=== Data supplied ===

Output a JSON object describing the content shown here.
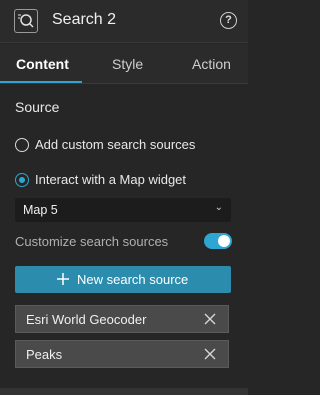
{
  "header": {
    "title": "Search 2",
    "widget_icon": "search-widget-icon",
    "help_icon": "help-icon",
    "help_glyph": "?"
  },
  "tabs": [
    {
      "label": "Content",
      "active": true
    },
    {
      "label": "Style",
      "active": false
    },
    {
      "label": "Action",
      "active": false
    }
  ],
  "source": {
    "title": "Source",
    "options": [
      {
        "label": "Add custom search sources",
        "checked": false
      },
      {
        "label": "Interact with a Map widget",
        "checked": true
      }
    ],
    "map_select": {
      "value": "Map 5",
      "arrow": "⌄"
    },
    "customize": {
      "label": "Customize search sources",
      "enabled": true
    },
    "new_button": {
      "label": "New search source"
    },
    "items": [
      {
        "label": "Esri World Geocoder"
      },
      {
        "label": "Peaks"
      }
    ]
  },
  "colors": {
    "accent": "#2fa6d1",
    "button": "#2c8cad",
    "background": "#262626"
  }
}
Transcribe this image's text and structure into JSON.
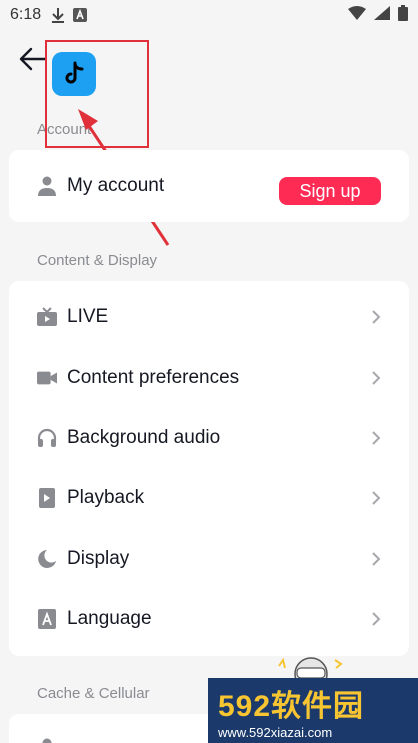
{
  "status_bar": {
    "time": "6:18"
  },
  "header": {
    "logo_label": "TikTok"
  },
  "sections": {
    "account": {
      "title": "Account",
      "items": [
        {
          "label": "My account",
          "button": "Sign up"
        }
      ]
    },
    "content_display": {
      "title": "Content & Display",
      "items": [
        {
          "label": "LIVE"
        },
        {
          "label": "Content preferences"
        },
        {
          "label": "Background audio"
        },
        {
          "label": "Playback"
        },
        {
          "label": "Display"
        },
        {
          "label": "Language"
        }
      ]
    },
    "cache": {
      "title": "Cache & Cellular"
    }
  },
  "watermark": {
    "brand": "592软件园",
    "url": "www.592xiazai.com"
  },
  "colors": {
    "accent": "#fe2c55",
    "annotation": "#e0303a",
    "logo_bg": "#1da0f2"
  }
}
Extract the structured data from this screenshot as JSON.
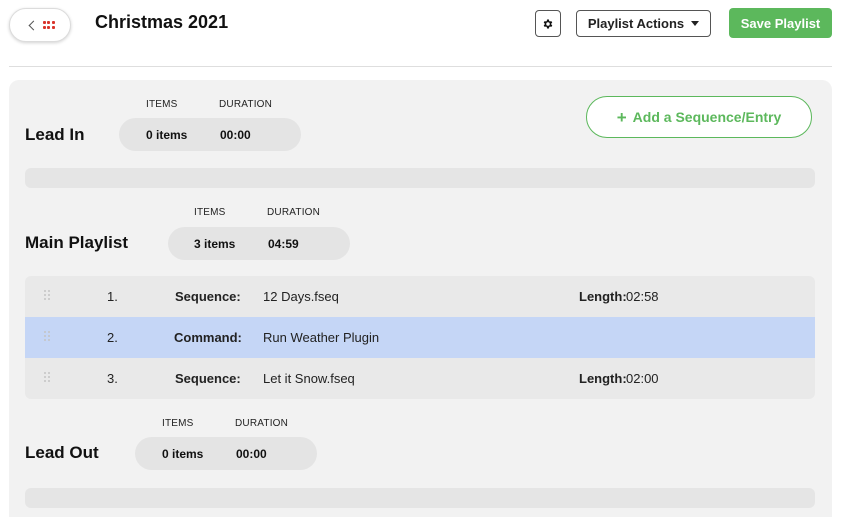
{
  "header": {
    "title": "Christmas 2021",
    "actions_label": "Playlist Actions",
    "save_label": "Save Playlist"
  },
  "add_button_label": "Add a Sequence/Entry",
  "stat_headers": {
    "items": "ITEMS",
    "duration": "DURATION"
  },
  "lead_in": {
    "title": "Lead In",
    "items": "0 items",
    "duration": "00:00"
  },
  "main_playlist": {
    "title": "Main Playlist",
    "items": "3 items",
    "duration": "04:59",
    "entries": [
      {
        "num": "1.",
        "type": "Sequence:",
        "name": "12 Days.fseq",
        "length_label": "Length:",
        "length": "02:58"
      },
      {
        "num": "2.",
        "type": "Command:",
        "name": "Run Weather Plugin",
        "length_label": "",
        "length": ""
      },
      {
        "num": "3.",
        "type": "Sequence:",
        "name": "Let it Snow.fseq",
        "length_label": "Length:",
        "length": "02:00"
      }
    ]
  },
  "lead_out": {
    "title": "Lead Out",
    "items": "0 items",
    "duration": "00:00"
  },
  "colors": {
    "accent_green": "#5cb85c",
    "selected_row": "#c5d6f6",
    "back_icon": "#d9342b"
  }
}
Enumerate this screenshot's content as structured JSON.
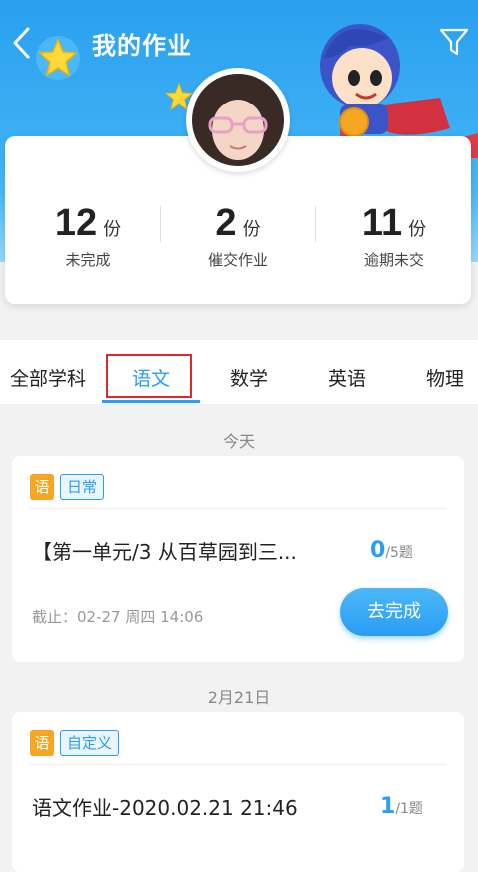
{
  "header": {
    "title": "我的作业"
  },
  "stats": [
    {
      "count": "12",
      "unit": "份",
      "label": "未完成"
    },
    {
      "count": "2",
      "unit": "份",
      "label": "催交作业"
    },
    {
      "count": "11",
      "unit": "份",
      "label": "逾期未交"
    }
  ],
  "tabs": [
    {
      "label": "全部学科"
    },
    {
      "label": "语文",
      "active": true
    },
    {
      "label": "数学"
    },
    {
      "label": "英语"
    },
    {
      "label": "物理"
    }
  ],
  "sections": [
    {
      "date": "今天",
      "item": {
        "subject_badge": "语",
        "tag": "日常",
        "title": "【第一单元/3 从百草园到三...",
        "done": "0",
        "total": "/5题",
        "deadline": "截止：02-27 周四 14:06",
        "action": "去完成"
      }
    },
    {
      "date": "2月21日",
      "item": {
        "subject_badge": "语",
        "tag": "自定义",
        "title": "语文作业-2020.02.21 21:46",
        "done": "1",
        "total": "/1题"
      }
    }
  ],
  "colors": {
    "primary": "#2a9df4",
    "highlight_box": "#e0282a",
    "subject_badge": "#f5a623"
  }
}
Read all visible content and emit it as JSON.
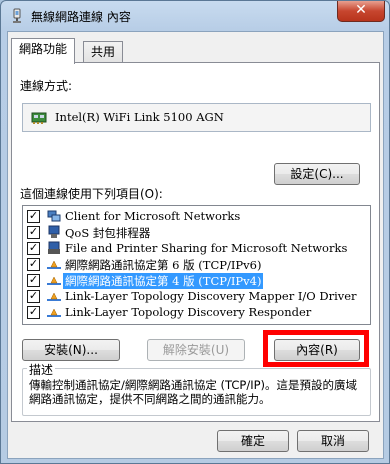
{
  "window": {
    "title": "無線網路連線 內容",
    "close": "✕"
  },
  "tabs": [
    {
      "label": "網路功能"
    },
    {
      "label": "共用"
    }
  ],
  "connect_using_label": "連線方式:",
  "adapter_name": "Intel(R) WiFi Link 5100 AGN",
  "configure_button": "設定(C)...",
  "items_label": "這個連線使用下列項目(O):",
  "items": [
    {
      "label": "Client for Microsoft Networks",
      "checked": true,
      "icon": "network-client-icon"
    },
    {
      "label": "QoS 封包排程器",
      "checked": true,
      "icon": "qos-scheduler-icon"
    },
    {
      "label": "File and Printer Sharing for Microsoft Networks",
      "checked": true,
      "icon": "printer-sharing-icon"
    },
    {
      "label": "網際網路通訊協定第 6 版 (TCP/IPv6)",
      "checked": true,
      "icon": "protocol-icon"
    },
    {
      "label": "網際網路通訊協定第 4 版 (TCP/IPv4)",
      "checked": true,
      "icon": "protocol-icon",
      "selected": true
    },
    {
      "label": "Link-Layer Topology Discovery Mapper I/O Driver",
      "checked": true,
      "icon": "protocol-icon"
    },
    {
      "label": "Link-Layer Topology Discovery Responder",
      "checked": true,
      "icon": "protocol-icon"
    }
  ],
  "install_button": "安裝(N)...",
  "uninstall_button": "解除安裝(U)",
  "properties_button": "內容(R)",
  "description_label": "描述",
  "description_text": "傳輸控制通訊協定/網際網路通訊協定 (TCP/IP)。這是預設的廣域網路通訊協定，提供不同網路之間的通訊能力。",
  "ok_button": "確定",
  "cancel_button": "取消",
  "colors": {
    "highlight": "#ff0000",
    "selection": "#3399ff"
  }
}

===

— Exercise details —
Leave out the pictures and give the listing above again exactly.

— Problem solution —
Output a JSON object describing the content shown here.
{
  "header": {
    "title": "Search 2",
    "widget_icon": "search-widget-icon",
    "help_icon": "help-icon",
    "help_glyph": "?"
  },
  "tabs": [
    {
      "label": "Content",
      "active": true
    },
    {
      "label": "Style",
      "active": false
    },
    {
      "label": "Action",
      "active": false
    }
  ],
  "source": {
    "title": "Source",
    "options": [
      {
        "label": "Add custom search sources",
        "checked": false
      },
      {
        "label": "Interact with a Map widget",
        "checked": true
      }
    ],
    "map_select": {
      "value": "Map 5",
      "arrow": "⌄"
    },
    "customize": {
      "label": "Customize search sources",
      "enabled": true
    },
    "new_button": {
      "label": "New search source"
    },
    "items": [
      {
        "label": "Esri World Geocoder"
      },
      {
        "label": "Peaks"
      }
    ]
  },
  "colors": {
    "accent": "#2fa6d1",
    "button": "#2c8cad",
    "background": "#262626"
  }
}
Transcribe this image's text and structure into JSON.
{
  "status_bar": {
    "time": "6:18"
  },
  "header": {
    "logo_label": "TikTok"
  },
  "sections": {
    "account": {
      "title": "Account",
      "items": [
        {
          "label": "My account",
          "button": "Sign up"
        }
      ]
    },
    "content_display": {
      "title": "Content & Display",
      "items": [
        {
          "label": "LIVE"
        },
        {
          "label": "Content preferences"
        },
        {
          "label": "Background audio"
        },
        {
          "label": "Playback"
        },
        {
          "label": "Display"
        },
        {
          "label": "Language"
        }
      ]
    },
    "cache": {
      "title": "Cache & Cellular"
    }
  },
  "watermark": {
    "brand": "592软件园",
    "url": "www.592xiazai.com"
  },
  "colors": {
    "accent": "#fe2c55",
    "annotation": "#e0303a",
    "logo_bg": "#1da0f2"
  }
}
Extract the structured data from this screenshot as JSON.
{
  "header": {
    "title": "Christmas 2021",
    "actions_label": "Playlist Actions",
    "save_label": "Save Playlist"
  },
  "add_button_label": "Add a Sequence/Entry",
  "stat_headers": {
    "items": "ITEMS",
    "duration": "DURATION"
  },
  "lead_in": {
    "title": "Lead In",
    "items": "0 items",
    "duration": "00:00"
  },
  "main_playlist": {
    "title": "Main Playlist",
    "items": "3 items",
    "duration": "04:59",
    "entries": [
      {
        "num": "1.",
        "type": "Sequence:",
        "name": "12 Days.fseq",
        "length_label": "Length:",
        "length": "02:58"
      },
      {
        "num": "2.",
        "type": "Command:",
        "name": "Run Weather Plugin",
        "length_label": "",
        "length": ""
      },
      {
        "num": "3.",
        "type": "Sequence:",
        "name": "Let it Snow.fseq",
        "length_label": "Length:",
        "length": "02:00"
      }
    ]
  },
  "lead_out": {
    "title": "Lead Out",
    "items": "0 items",
    "duration": "00:00"
  },
  "colors": {
    "accent_green": "#5cb85c",
    "selected_row": "#c5d6f6",
    "back_icon": "#d9342b"
  }
}
Enumerate this screenshot's content as structured JSON.
{
  "header": {
    "title": "我的作业"
  },
  "stats": [
    {
      "count": "12",
      "unit": "份",
      "label": "未完成"
    },
    {
      "count": "2",
      "unit": "份",
      "label": "催交作业"
    },
    {
      "count": "11",
      "unit": "份",
      "label": "逾期未交"
    }
  ],
  "tabs": [
    {
      "label": "全部学科"
    },
    {
      "label": "语文",
      "active": true
    },
    {
      "label": "数学"
    },
    {
      "label": "英语"
    },
    {
      "label": "物理"
    }
  ],
  "sections": [
    {
      "date": "今天",
      "item": {
        "subject_badge": "语",
        "tag": "日常",
        "title": "【第一单元/3 从百草园到三...",
        "done": "0",
        "total": "/5题",
        "deadline": "截止：02-27 周四 14:06",
        "action": "去完成"
      }
    },
    {
      "date": "2月21日",
      "item": {
        "subject_badge": "语",
        "tag": "自定义",
        "title": "语文作业-2020.02.21 21:46",
        "done": "1",
        "total": "/1题"
      }
    }
  ],
  "colors": {
    "primary": "#2a9df4",
    "highlight_box": "#e0282a",
    "subject_badge": "#f5a623"
  }
}
Read all visible content and emit it as JSON.
{
  "window": {
    "title": "無線網路連線 內容",
    "close": "✕"
  },
  "tabs": [
    {
      "label": "網路功能"
    },
    {
      "label": "共用"
    }
  ],
  "connect_using_label": "連線方式:",
  "adapter_name": "Intel(R) WiFi Link 5100 AGN",
  "configure_button": "設定(C)...",
  "items_label": "這個連線使用下列項目(O):",
  "items": [
    {
      "label": "Client for Microsoft Networks",
      "checked": true,
      "icon": "network-client-icon"
    },
    {
      "label": "QoS 封包排程器",
      "checked": true,
      "icon": "qos-scheduler-icon"
    },
    {
      "label": "File and Printer Sharing for Microsoft Networks",
      "checked": true,
      "icon": "printer-sharing-icon"
    },
    {
      "label": "網際網路通訊協定第 6 版 (TCP/IPv6)",
      "checked": true,
      "icon": "protocol-icon"
    },
    {
      "label": "網際網路通訊協定第 4 版 (TCP/IPv4)",
      "checked": true,
      "icon": "protocol-icon",
      "selected": true
    },
    {
      "label": "Link-Layer Topology Discovery Mapper I/O Driver",
      "checked": true,
      "icon": "protocol-icon"
    },
    {
      "label": "Link-Layer Topology Discovery Responder",
      "checked": true,
      "icon": "protocol-icon"
    }
  ],
  "install_button": "安裝(N)...",
  "uninstall_button": "解除安裝(U)",
  "properties_button": "內容(R)",
  "description_label": "描述",
  "description_text": "傳輸控制通訊協定/網際網路通訊協定 (TCP/IP)。這是預設的廣域網路通訊協定，提供不同網路之間的通訊能力。",
  "ok_button": "確定",
  "cancel_button": "取消",
  "colors": {
    "highlight": "#ff0000",
    "selection": "#3399ff"
  }
}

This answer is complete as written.